Exercise description — Write out each line beneath this one exactly as it reads.

Stored dataset items —

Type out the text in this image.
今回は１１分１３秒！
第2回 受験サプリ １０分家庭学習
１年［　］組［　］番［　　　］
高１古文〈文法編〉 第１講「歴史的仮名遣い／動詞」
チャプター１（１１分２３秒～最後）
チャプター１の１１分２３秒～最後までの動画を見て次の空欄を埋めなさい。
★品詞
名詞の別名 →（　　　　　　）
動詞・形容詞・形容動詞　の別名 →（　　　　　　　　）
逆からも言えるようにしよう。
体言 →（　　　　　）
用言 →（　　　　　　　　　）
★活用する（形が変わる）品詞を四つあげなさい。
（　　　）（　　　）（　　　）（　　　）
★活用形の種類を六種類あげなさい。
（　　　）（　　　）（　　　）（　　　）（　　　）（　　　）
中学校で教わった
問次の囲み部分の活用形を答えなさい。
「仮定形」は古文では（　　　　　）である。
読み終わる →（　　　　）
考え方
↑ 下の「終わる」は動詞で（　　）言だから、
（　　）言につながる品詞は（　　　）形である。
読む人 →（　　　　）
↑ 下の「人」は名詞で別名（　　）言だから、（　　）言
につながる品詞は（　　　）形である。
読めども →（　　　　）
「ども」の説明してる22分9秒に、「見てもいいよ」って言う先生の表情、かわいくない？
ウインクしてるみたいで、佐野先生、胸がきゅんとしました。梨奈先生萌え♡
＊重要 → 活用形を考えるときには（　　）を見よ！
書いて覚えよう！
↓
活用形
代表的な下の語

Exercise result —
Type out the text in this image.
今回は１１分１３秒！
第2回 受験サプリ １０分家庭学習
１年［　］組［　］番［　　　］
高１古文〈文法編〉 第１講「歴史的仮名遣い／動詞」
チャプター１（１１分２３秒～最後）
チャプター１の１１分２３秒～最後までの動画を見て次の空欄を埋めなさい。
★品詞
名詞の別名 →（　　　　　　）
動詞・形容詞・形容動詞　の別名 →（　　　　　　　　）
逆からも言えるようにしよう。
体言 →（　　　　　）
用言 →（　　　　　　　　　）
★活用する（形が変わる）品詞を四つあげなさい。
（　　　）（　　　）（　　　）（　　　）
★活用形の種類を六種類あげなさい。
（　　　）（　　　）（　　　）（　　　）（　　　）（　　　）
中学校で教わった
問次の囲み部分の活用形を答えなさい。
「仮定形」は古文では（　　　　　）である。
読み終わる →（　　　　）
考え方
↑ 下の「終わる」は動詞で（　　）言だから、
（　　）言につながる品詞は（　　　）形である。
読む人 →（　　　　）
↑ 下の「人」は名詞で別名（　　）言だから、（　　）言
につながる品詞は（　　　）形である。
読めども →（　　　　）
「ども」の説明してる22分9秒に、「見てもいいよ」って言う先生の表情、かわいくない？
ウインクしてるみたいで、佐野先生、胸がきゅんとしました。梨奈先生萌え♡
＊重要 → 活用形を考えるときには（　　）を見よ！
書いて覚えよう！
↓
活用形
代表的な下の語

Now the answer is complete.